- **WHAT THE TASK ASKS**: Look over the lines below. Report each one that includes the string "наук".

○ ○ ○ ○ ○

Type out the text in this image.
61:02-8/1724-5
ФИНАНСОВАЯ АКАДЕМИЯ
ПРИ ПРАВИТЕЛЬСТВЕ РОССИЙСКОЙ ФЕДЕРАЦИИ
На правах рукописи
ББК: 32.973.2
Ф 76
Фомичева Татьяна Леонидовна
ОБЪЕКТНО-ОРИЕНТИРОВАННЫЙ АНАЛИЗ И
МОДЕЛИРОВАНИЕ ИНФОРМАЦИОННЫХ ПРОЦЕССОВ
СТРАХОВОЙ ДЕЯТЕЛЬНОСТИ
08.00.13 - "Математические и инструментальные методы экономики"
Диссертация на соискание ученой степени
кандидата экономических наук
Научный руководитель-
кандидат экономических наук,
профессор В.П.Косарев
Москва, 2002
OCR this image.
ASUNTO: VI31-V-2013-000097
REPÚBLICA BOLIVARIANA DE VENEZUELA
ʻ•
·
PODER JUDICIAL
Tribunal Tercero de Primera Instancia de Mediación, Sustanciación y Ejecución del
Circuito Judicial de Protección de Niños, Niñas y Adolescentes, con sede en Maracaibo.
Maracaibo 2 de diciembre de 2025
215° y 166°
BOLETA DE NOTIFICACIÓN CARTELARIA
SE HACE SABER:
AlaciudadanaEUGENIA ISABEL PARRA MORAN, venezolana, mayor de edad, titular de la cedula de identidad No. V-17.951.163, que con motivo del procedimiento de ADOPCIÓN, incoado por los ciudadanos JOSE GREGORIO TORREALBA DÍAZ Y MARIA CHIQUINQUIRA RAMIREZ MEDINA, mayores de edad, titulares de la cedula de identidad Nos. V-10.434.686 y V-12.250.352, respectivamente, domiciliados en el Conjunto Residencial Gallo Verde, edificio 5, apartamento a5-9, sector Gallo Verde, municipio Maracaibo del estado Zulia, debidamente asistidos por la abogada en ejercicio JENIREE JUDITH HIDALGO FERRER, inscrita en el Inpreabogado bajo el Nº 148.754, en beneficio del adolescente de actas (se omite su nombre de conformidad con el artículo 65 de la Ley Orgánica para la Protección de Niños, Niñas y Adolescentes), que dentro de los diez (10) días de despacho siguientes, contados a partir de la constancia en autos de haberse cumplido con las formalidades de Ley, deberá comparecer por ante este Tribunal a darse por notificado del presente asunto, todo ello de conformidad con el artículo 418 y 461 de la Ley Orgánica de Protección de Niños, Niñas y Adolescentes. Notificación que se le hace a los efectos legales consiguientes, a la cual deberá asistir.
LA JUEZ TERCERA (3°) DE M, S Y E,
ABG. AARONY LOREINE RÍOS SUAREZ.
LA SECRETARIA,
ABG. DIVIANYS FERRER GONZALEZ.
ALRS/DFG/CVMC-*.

○ ○ ○ ○ ○

- **SOLVED EXERCISE**:
кандидата экономических наук
кандидат экономических наук,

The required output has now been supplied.